§ Aim of the exercise
Pull out every line below that contains the word "xlabel".

+++

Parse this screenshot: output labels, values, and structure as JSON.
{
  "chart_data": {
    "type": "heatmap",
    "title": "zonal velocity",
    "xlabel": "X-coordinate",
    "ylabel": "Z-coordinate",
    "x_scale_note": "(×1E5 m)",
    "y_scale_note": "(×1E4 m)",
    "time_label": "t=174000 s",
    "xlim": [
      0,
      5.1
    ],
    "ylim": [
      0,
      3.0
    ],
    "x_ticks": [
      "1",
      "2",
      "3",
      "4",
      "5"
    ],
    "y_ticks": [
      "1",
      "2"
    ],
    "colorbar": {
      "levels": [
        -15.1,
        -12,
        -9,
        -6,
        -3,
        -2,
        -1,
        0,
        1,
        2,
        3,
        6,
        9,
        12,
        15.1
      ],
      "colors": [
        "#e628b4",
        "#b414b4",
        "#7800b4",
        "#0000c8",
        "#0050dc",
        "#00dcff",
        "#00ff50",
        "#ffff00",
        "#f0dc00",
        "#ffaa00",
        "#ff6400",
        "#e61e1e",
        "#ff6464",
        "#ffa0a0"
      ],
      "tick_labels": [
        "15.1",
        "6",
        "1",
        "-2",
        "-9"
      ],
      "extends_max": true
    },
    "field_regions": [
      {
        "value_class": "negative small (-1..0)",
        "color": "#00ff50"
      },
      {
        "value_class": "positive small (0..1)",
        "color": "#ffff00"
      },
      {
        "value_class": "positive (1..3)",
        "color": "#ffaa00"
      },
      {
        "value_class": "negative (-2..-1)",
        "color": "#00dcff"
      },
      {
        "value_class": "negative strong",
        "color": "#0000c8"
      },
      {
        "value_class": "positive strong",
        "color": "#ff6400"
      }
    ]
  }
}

+++

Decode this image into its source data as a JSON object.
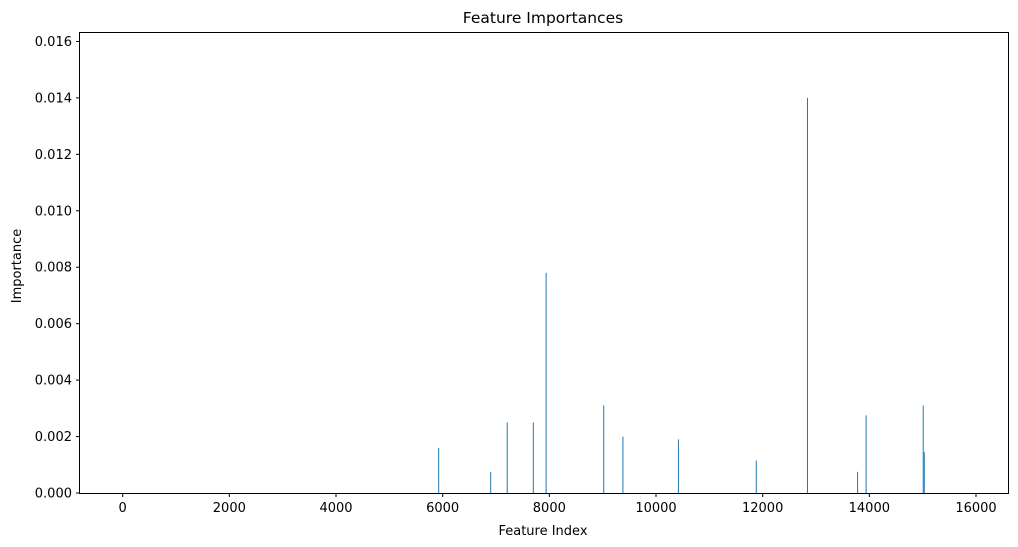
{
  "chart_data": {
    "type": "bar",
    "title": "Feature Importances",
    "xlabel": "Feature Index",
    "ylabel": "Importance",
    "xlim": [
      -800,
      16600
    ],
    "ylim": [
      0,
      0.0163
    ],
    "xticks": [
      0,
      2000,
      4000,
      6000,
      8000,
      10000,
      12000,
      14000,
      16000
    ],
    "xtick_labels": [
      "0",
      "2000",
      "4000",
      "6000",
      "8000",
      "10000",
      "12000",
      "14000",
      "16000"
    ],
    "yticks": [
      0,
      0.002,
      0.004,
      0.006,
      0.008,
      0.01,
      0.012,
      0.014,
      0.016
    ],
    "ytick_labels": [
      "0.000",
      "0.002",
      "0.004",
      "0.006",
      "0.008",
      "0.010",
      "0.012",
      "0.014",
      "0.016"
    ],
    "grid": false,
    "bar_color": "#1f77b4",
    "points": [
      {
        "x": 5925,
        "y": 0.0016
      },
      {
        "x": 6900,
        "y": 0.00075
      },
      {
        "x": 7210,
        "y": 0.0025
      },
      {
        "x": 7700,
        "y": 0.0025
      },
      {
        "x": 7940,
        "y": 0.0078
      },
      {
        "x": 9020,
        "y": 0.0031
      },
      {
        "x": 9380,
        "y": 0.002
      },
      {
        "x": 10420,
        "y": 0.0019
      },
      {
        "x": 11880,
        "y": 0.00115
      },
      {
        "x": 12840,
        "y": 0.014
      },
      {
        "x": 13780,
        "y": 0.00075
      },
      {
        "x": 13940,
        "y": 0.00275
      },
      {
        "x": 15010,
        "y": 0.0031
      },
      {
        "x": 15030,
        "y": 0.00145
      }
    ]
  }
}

+++

§ Task output
    "xlabel": "X-coordinate",
    "xlabel": "Feature Index",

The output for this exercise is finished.